GOAL OF THE EXERCISE: What follows are records. Restate all of them word for word.

EXTRACTED RECORDS:
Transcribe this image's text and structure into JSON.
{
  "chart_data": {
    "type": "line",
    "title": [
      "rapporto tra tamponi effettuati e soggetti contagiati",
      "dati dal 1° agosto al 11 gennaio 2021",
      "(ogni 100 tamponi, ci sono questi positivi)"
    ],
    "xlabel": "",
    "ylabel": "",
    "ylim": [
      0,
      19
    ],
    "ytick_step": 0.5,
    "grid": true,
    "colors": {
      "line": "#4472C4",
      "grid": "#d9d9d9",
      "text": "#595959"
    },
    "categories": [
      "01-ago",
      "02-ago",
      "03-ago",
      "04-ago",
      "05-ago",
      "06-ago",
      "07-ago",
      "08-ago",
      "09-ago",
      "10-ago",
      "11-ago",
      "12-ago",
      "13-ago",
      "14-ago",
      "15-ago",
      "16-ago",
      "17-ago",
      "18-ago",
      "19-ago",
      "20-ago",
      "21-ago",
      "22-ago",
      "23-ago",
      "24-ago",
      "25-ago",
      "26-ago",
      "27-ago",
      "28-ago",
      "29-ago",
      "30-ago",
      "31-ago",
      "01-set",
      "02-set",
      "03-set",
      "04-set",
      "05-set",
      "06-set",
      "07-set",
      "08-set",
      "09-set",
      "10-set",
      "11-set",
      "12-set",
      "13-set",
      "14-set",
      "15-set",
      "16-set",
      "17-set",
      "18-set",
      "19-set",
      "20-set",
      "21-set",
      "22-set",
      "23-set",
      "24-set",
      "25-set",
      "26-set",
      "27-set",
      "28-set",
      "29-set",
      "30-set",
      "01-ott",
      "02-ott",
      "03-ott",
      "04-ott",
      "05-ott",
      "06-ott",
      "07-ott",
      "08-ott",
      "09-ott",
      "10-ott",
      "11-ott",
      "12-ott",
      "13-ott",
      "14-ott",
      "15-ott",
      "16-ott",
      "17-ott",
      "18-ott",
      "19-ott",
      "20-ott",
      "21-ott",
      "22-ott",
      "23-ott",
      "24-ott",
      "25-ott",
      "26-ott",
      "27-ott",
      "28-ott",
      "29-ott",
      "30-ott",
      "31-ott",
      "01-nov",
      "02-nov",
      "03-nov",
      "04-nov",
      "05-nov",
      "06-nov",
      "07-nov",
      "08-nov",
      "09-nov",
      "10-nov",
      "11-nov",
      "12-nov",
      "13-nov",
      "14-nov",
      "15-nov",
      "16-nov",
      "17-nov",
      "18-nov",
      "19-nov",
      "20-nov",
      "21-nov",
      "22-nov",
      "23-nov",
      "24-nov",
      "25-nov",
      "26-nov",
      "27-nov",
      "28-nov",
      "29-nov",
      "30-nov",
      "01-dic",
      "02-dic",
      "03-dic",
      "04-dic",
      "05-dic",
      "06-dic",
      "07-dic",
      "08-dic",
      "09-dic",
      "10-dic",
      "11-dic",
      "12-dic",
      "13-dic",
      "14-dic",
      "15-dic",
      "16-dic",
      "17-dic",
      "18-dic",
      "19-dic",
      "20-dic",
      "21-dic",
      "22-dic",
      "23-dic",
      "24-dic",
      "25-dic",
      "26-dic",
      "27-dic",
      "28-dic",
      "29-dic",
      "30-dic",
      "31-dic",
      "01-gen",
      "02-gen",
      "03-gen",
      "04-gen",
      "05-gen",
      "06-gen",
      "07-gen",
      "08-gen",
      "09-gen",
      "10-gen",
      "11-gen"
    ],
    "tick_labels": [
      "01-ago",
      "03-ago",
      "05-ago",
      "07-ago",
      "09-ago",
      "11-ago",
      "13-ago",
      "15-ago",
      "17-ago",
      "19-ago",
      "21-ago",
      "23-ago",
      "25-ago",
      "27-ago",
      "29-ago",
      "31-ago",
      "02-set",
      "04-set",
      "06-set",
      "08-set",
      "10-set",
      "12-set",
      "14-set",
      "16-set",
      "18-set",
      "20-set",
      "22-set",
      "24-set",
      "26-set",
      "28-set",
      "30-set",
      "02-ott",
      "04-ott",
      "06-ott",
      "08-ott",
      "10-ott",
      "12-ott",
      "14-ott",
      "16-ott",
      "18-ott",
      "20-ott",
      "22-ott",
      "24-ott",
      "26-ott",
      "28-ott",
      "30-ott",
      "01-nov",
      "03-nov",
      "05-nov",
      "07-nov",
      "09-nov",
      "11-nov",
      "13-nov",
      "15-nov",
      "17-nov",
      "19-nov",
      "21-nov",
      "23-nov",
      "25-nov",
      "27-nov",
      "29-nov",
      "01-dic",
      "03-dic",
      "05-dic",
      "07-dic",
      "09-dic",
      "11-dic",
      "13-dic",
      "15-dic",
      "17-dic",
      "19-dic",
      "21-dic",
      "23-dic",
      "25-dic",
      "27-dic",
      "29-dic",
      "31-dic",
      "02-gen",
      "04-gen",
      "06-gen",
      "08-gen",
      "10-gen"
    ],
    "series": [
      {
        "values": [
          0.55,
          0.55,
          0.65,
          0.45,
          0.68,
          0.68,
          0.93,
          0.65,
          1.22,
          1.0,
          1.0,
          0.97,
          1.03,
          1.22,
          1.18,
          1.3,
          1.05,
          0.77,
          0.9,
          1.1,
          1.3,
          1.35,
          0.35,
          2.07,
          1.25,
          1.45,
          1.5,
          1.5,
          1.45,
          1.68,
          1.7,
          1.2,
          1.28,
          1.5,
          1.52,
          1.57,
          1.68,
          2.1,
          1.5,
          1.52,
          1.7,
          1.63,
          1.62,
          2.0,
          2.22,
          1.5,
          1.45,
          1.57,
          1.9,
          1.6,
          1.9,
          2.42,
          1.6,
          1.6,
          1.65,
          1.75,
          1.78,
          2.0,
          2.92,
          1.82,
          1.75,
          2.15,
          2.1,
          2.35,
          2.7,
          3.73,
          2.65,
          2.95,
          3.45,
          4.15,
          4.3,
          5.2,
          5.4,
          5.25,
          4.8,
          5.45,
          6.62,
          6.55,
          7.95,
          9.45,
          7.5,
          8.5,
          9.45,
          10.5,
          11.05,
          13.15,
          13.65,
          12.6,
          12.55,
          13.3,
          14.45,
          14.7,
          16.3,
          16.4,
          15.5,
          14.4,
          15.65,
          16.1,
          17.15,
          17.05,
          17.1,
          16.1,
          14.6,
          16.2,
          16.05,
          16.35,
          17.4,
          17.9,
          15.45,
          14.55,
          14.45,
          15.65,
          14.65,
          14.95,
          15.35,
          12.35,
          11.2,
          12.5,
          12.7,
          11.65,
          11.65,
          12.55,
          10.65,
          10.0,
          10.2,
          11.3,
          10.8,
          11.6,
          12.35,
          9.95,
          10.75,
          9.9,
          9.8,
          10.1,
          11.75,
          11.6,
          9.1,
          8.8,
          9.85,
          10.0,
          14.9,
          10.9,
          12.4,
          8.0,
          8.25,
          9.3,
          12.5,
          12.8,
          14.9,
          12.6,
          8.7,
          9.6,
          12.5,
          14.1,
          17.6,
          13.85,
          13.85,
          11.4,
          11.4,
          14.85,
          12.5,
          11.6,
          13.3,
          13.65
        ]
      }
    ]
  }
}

OUTPUT OF THE TASK:
Transcribe this image's text and structure into JSON.
{
  "chart_data": {
    "type": "line",
    "title": [
      "rapporto tra tamponi effettuati e soggetti contagiati",
      "dati dal 1° agosto al 11 gennaio 2021",
      "(ogni 100 tamponi, ci sono questi positivi)"
    ],
    "xlabel": "",
    "ylabel": "",
    "ylim": [
      0,
      19
    ],
    "ytick_step": 0.5,
    "grid": true,
    "colors": {
      "line": "#4472C4",
      "grid": "#d9d9d9",
      "text": "#595959"
    },
    "categories": [
      "01-ago",
      "02-ago",
      "03-ago",
      "04-ago",
      "05-ago",
      "06-ago",
      "07-ago",
      "08-ago",
      "09-ago",
      "10-ago",
      "11-ago",
      "12-ago",
      "13-ago",
      "14-ago",
      "15-ago",
      "16-ago",
      "17-ago",
      "18-ago",
      "19-ago",
      "20-ago",
      "21-ago",
      "22-ago",
      "23-ago",
      "24-ago",
      "25-ago",
      "26-ago",
      "27-ago",
      "28-ago",
      "29-ago",
      "30-ago",
      "31-ago",
      "01-set",
      "02-set",
      "03-set",
      "04-set",
      "05-set",
      "06-set",
      "07-set",
      "08-set",
      "09-set",
      "10-set",
      "11-set",
      "12-set",
      "13-set",
      "14-set",
      "15-set",
      "16-set",
      "17-set",
      "18-set",
      "19-set",
      "20-set",
      "21-set",
      "22-set",
      "23-set",
      "24-set",
      "25-set",
      "26-set",
      "27-set",
      "28-set",
      "29-set",
      "30-set",
      "01-ott",
      "02-ott",
      "03-ott",
      "04-ott",
      "05-ott",
      "06-ott",
      "07-ott",
      "08-ott",
      "09-ott",
      "10-ott",
      "11-ott",
      "12-ott",
      "13-ott",
      "14-ott",
      "15-ott",
      "16-ott",
      "17-ott",
      "18-ott",
      "19-ott",
      "20-ott",
      "21-ott",
      "22-ott",
      "23-ott",
      "24-ott",
      "25-ott",
      "26-ott",
      "27-ott",
      "28-ott",
      "29-ott",
      "30-ott",
      "31-ott",
      "01-nov",
      "02-nov",
      "03-nov",
      "04-nov",
      "05-nov",
      "06-nov",
      "07-nov",
      "08-nov",
      "09-nov",
      "10-nov",
      "11-nov",
      "12-nov",
      "13-nov",
      "14-nov",
      "15-nov",
      "16-nov",
      "17-nov",
      "18-nov",
      "19-nov",
      "20-nov",
      "21-nov",
      "22-nov",
      "23-nov",
      "24-nov",
      "25-nov",
      "26-nov",
      "27-nov",
      "28-nov",
      "29-nov",
      "30-nov",
      "01-dic",
      "02-dic",
      "03-dic",
      "04-dic",
      "05-dic",
      "06-dic",
      "07-dic",
      "08-dic",
      "09-dic",
      "10-dic",
      "11-dic",
      "12-dic",
      "13-dic",
      "14-dic",
      "15-dic",
      "16-dic",
      "17-dic",
      "18-dic",
      "19-dic",
      "20-dic",
      "21-dic",
      "22-dic",
      "23-dic",
      "24-dic",
      "25-dic",
      "26-dic",
      "27-dic",
      "28-dic",
      "29-dic",
      "30-dic",
      "31-dic",
      "01-gen",
      "02-gen",
      "03-gen",
      "04-gen",
      "05-gen",
      "06-gen",
      "07-gen",
      "08-gen",
      "09-gen",
      "10-gen",
      "11-gen"
    ],
    "tick_labels": [
      "01-ago",
      "03-ago",
      "05-ago",
      "07-ago",
      "09-ago",
      "11-ago",
      "13-ago",
      "15-ago",
      "17-ago",
      "19-ago",
      "21-ago",
      "23-ago",
      "25-ago",
      "27-ago",
      "29-ago",
      "31-ago",
      "02-set",
      "04-set",
      "06-set",
      "08-set",
      "10-set",
      "12-set",
      "14-set",
      "16-set",
      "18-set",
      "20-set",
      "22-set",
      "24-set",
      "26-set",
      "28-set",
      "30-set",
      "02-ott",
      "04-ott",
      "06-ott",
      "08-ott",
      "10-ott",
      "12-ott",
      "14-ott",
      "16-ott",
      "18-ott",
      "20-ott",
      "22-ott",
      "24-ott",
      "26-ott",
      "28-ott",
      "30-ott",
      "01-nov",
      "03-nov",
      "05-nov",
      "07-nov",
      "09-nov",
      "11-nov",
      "13-nov",
      "15-nov",
      "17-nov",
      "19-nov",
      "21-nov",
      "23-nov",
      "25-nov",
      "27-nov",
      "29-nov",
      "01-dic",
      "03-dic",
      "05-dic",
      "07-dic",
      "09-dic",
      "11-dic",
      "13-dic",
      "15-dic",
      "17-dic",
      "19-dic",
      "21-dic",
      "23-dic",
      "25-dic",
      "27-dic",
      "29-dic",
      "31-dic",
      "02-gen",
      "04-gen",
      "06-gen",
      "08-gen",
      "10-gen"
    ],
    "series": [
      {
        "values": [
          0.55,
          0.55,
          0.65,
          0.45,
          0.68,
          0.68,
          0.93,
          0.65,
          1.22,
          1.0,
          1.0,
          0.97,
          1.03,
          1.22,
          1.18,
          1.3,
          1.05,
          0.77,
          0.9,
          1.1,
          1.3,
          1.35,
          0.35,
          2.07,
          1.25,
          1.45,
          1.5,
          1.5,
          1.45,
          1.68,
          1.7,
          1.2,
          1.28,
          1.5,
          1.52,
          1.57,
          1.68,
          2.1,
          1.5,
          1.52,
          1.7,
          1.63,
          1.62,
          2.0,
          2.22,
          1.5,
          1.45,
          1.57,
          1.9,
          1.6,
          1.9,
          2.42,
          1.6,
          1.6,
          1.65,
          1.75,
          1.78,
          2.0,
          2.92,
          1.82,
          1.75,
          2.15,
          2.1,
          2.35,
          2.7,
          3.73,
          2.65,
          2.95,
          3.45,
          4.15,
          4.3,
          5.2,
          5.4,
          5.25,
          4.8,
          5.45,
          6.62,
          6.55,
          7.95,
          9.45,
          7.5,
          8.5,
          9.45,
          10.5,
          11.05,
          13.15,
          13.65,
          12.6,
          12.55,
          13.3,
          14.45,
          14.7,
          16.3,
          16.4,
          15.5,
          14.4,
          15.65,
          16.1,
          17.15,
          17.05,
          17.1,
          16.1,
          14.6,
          16.2,
          16.05,
          16.35,
          17.4,
          17.9,
          15.45,
          14.55,
          14.45,
          15.65,
          14.65,
          14.95,
          15.35,
          12.35,
          11.2,
          12.5,
          12.7,
          11.65,
          11.65,
          12.55,
          10.65,
          10.0,
          10.2,
          11.3,
          10.8,
          11.6,
          12.35,
          9.95,
          10.75,
          9.9,
          9.8,
          10.1,
          11.75,
          11.6,
          9.1,
          8.8,
          9.85,
          10.0,
          14.9,
          10.9,
          12.4,
          8.0,
          8.25,
          9.3,
          12.5,
          12.8,
          14.9,
          12.6,
          8.7,
          9.6,
          12.5,
          14.1,
          17.6,
          13.85,
          13.85,
          11.4,
          11.4,
          14.85,
          12.5,
          11.6,
          13.3,
          13.65
        ]
      }
    ]
  }
}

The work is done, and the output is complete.